Aim of the exercise.
The answer is the line with "Give me the JSON representation of this screenshot's content." and every line after it to the end of the listing, retyped exactly. Pictures do not belong in it.

Extracted entries.
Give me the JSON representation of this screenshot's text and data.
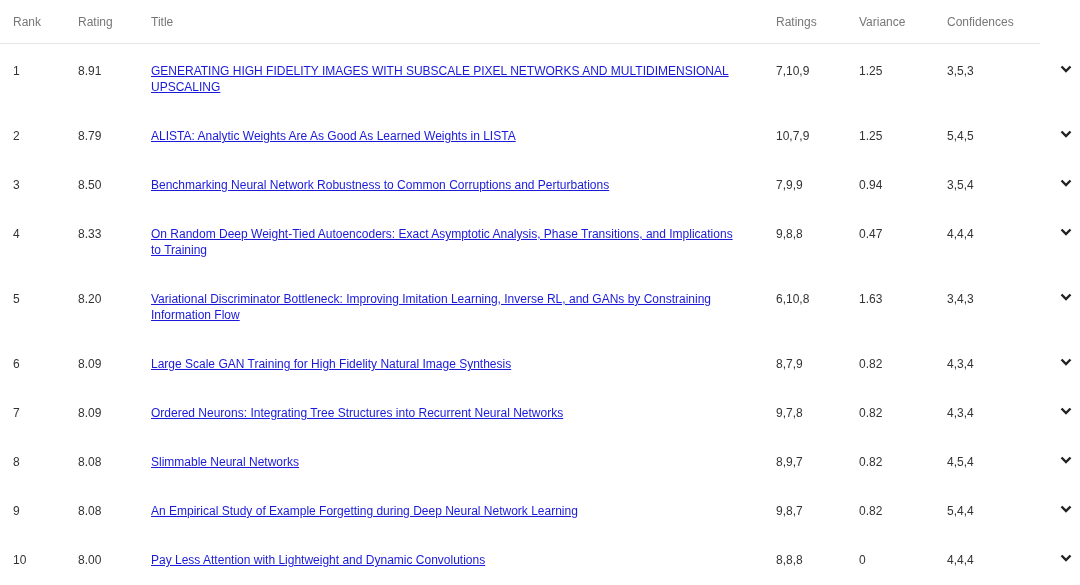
{
  "table": {
    "columns": [
      "Rank",
      "Rating",
      "Title",
      "Ratings",
      "Variance",
      "Confidences"
    ],
    "rows": [
      {
        "rank": "1",
        "rating": "8.91",
        "title": "GENERATING HIGH FIDELITY IMAGES WITH SUBSCALE PIXEL NETWORKS AND MULTIDIMENSIONAL UPSCALING",
        "ratings": "7,10,9",
        "variance": "1.25",
        "confidences": "3,5,3"
      },
      {
        "rank": "2",
        "rating": "8.79",
        "title": "ALISTA: Analytic Weights Are As Good As Learned Weights in LISTA",
        "ratings": "10,7,9",
        "variance": "1.25",
        "confidences": "5,4,5"
      },
      {
        "rank": "3",
        "rating": "8.50",
        "title": "Benchmarking Neural Network Robustness to Common Corruptions and Perturbations",
        "ratings": "7,9,9",
        "variance": "0.94",
        "confidences": "3,5,4"
      },
      {
        "rank": "4",
        "rating": "8.33",
        "title": "On Random Deep Weight-Tied Autoencoders: Exact Asymptotic Analysis, Phase Transitions, and Implications to Training",
        "ratings": "9,8,8",
        "variance": "0.47",
        "confidences": "4,4,4"
      },
      {
        "rank": "5",
        "rating": "8.20",
        "title": "Variational Discriminator Bottleneck: Improving Imitation Learning, Inverse RL, and GANs by Constraining Information Flow",
        "ratings": "6,10,8",
        "variance": "1.63",
        "confidences": "3,4,3"
      },
      {
        "rank": "6",
        "rating": "8.09",
        "title": "Large Scale GAN Training for High Fidelity Natural Image Synthesis",
        "ratings": "8,7,9",
        "variance": "0.82",
        "confidences": "4,3,4"
      },
      {
        "rank": "7",
        "rating": "8.09",
        "title": "Ordered Neurons: Integrating Tree Structures into Recurrent Neural Networks",
        "ratings": "9,7,8",
        "variance": "0.82",
        "confidences": "4,3,4"
      },
      {
        "rank": "8",
        "rating": "8.08",
        "title": "Slimmable Neural Networks",
        "ratings": "8,9,7",
        "variance": "0.82",
        "confidences": "4,5,4"
      },
      {
        "rank": "9",
        "rating": "8.08",
        "title": "An Empirical Study of Example Forgetting during Deep Neural Network Learning",
        "ratings": "9,8,7",
        "variance": "0.82",
        "confidences": "5,4,4"
      },
      {
        "rank": "10",
        "rating": "8.00",
        "title": "Pay Less Attention with Lightweight and Dynamic Convolutions",
        "ratings": "8,8,8",
        "variance": "0",
        "confidences": "4,4,4"
      }
    ]
  }
}
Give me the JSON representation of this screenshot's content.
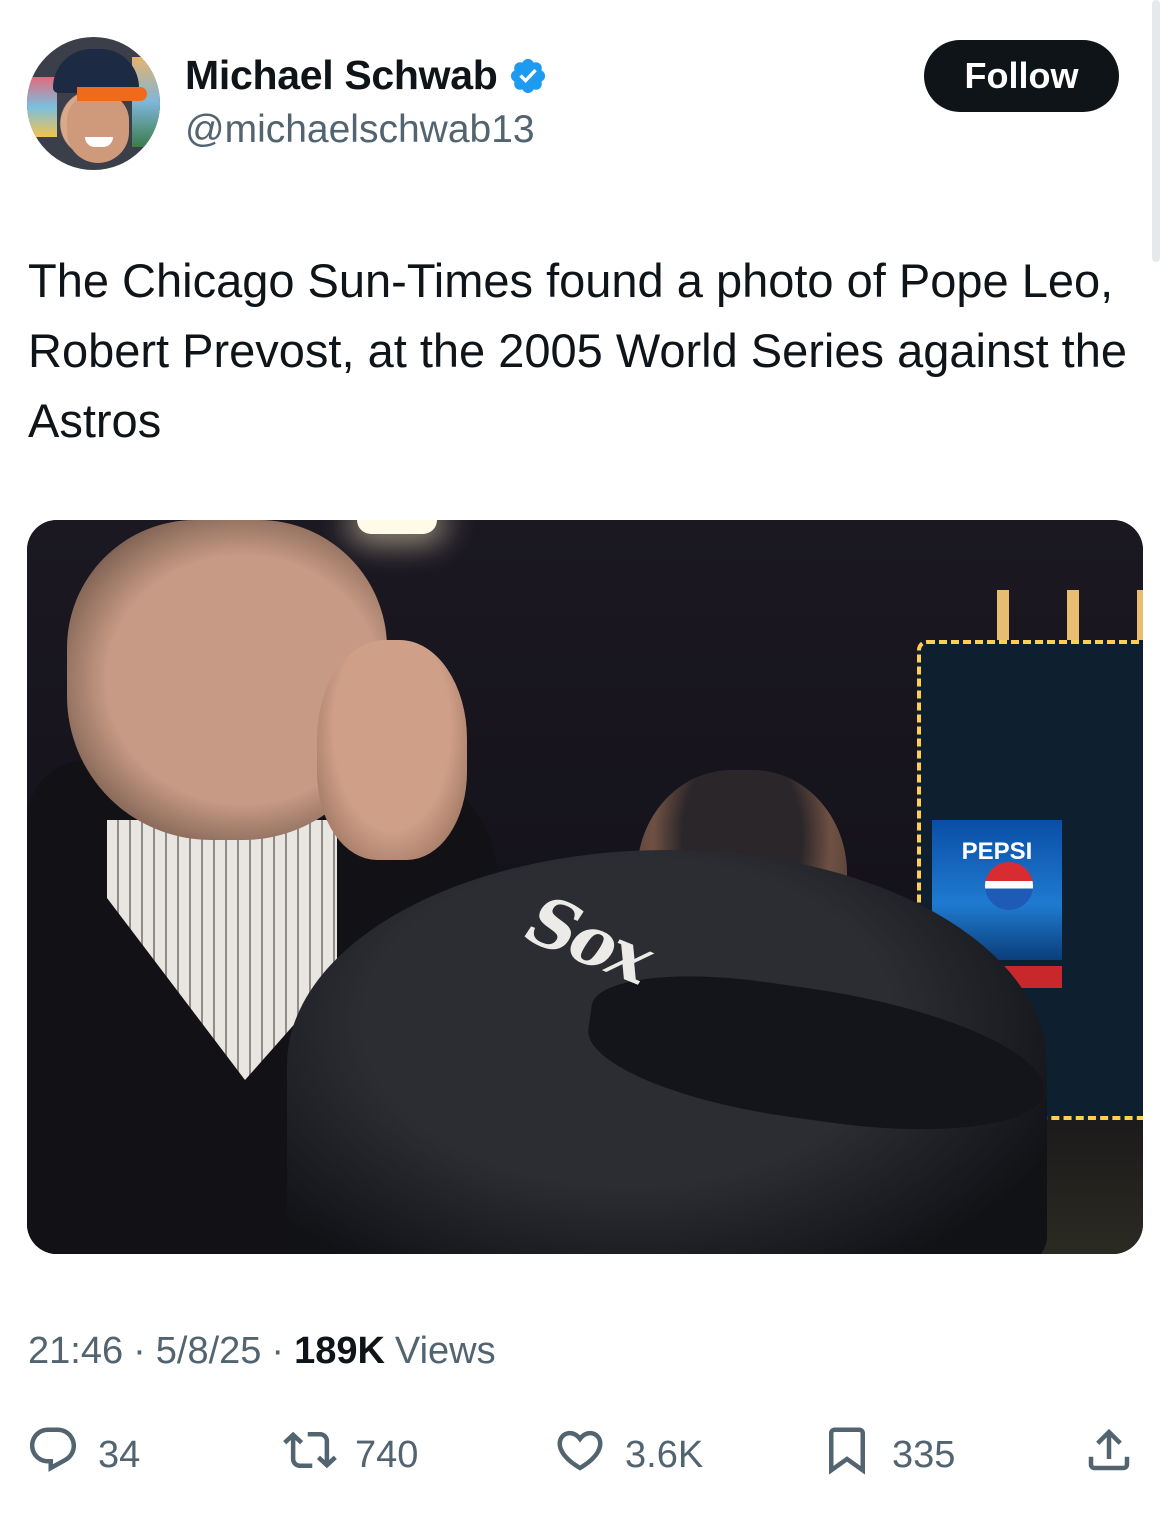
{
  "author": {
    "display_name": "Michael Schwab",
    "handle": "@michaelschwab13",
    "verified": true
  },
  "follow_button": {
    "label": "Follow"
  },
  "tweet": {
    "text": "The Chicago Sun-Times found a photo of Pope Leo, Robert Prevost, at the 2005 World Series against the Astros"
  },
  "photo": {
    "sign_text": "PEPSI"
  },
  "meta": {
    "time": "21:46",
    "date": "5/8/25",
    "views_count": "189K",
    "views_label": "Views",
    "separator": "·"
  },
  "actions": {
    "reply_count": "34",
    "retweet_count": "740",
    "like_count": "3.6K",
    "bookmark_count": "335"
  },
  "colors": {
    "text_primary": "#0f1419",
    "text_secondary": "#536471",
    "verified_blue": "#1d9bf0",
    "follow_button_bg": "#0f1419"
  }
}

Solution to the problem.
Give me the JSON representation of this screenshot's content.
{
  "author": {
    "display_name": "Michael Schwab",
    "handle": "@michaelschwab13",
    "verified": true
  },
  "follow_button": {
    "label": "Follow"
  },
  "tweet": {
    "text": "The Chicago Sun-Times found a photo of Pope Leo, Robert Prevost, at the 2005 World Series against the Astros"
  },
  "photo": {
    "sign_text": "PEPSI"
  },
  "meta": {
    "time": "21:46",
    "date": "5/8/25",
    "views_count": "189K",
    "views_label": "Views",
    "separator": "·"
  },
  "actions": {
    "reply_count": "34",
    "retweet_count": "740",
    "like_count": "3.6K",
    "bookmark_count": "335"
  },
  "colors": {
    "text_primary": "#0f1419",
    "text_secondary": "#536471",
    "verified_blue": "#1d9bf0",
    "follow_button_bg": "#0f1419"
  }
}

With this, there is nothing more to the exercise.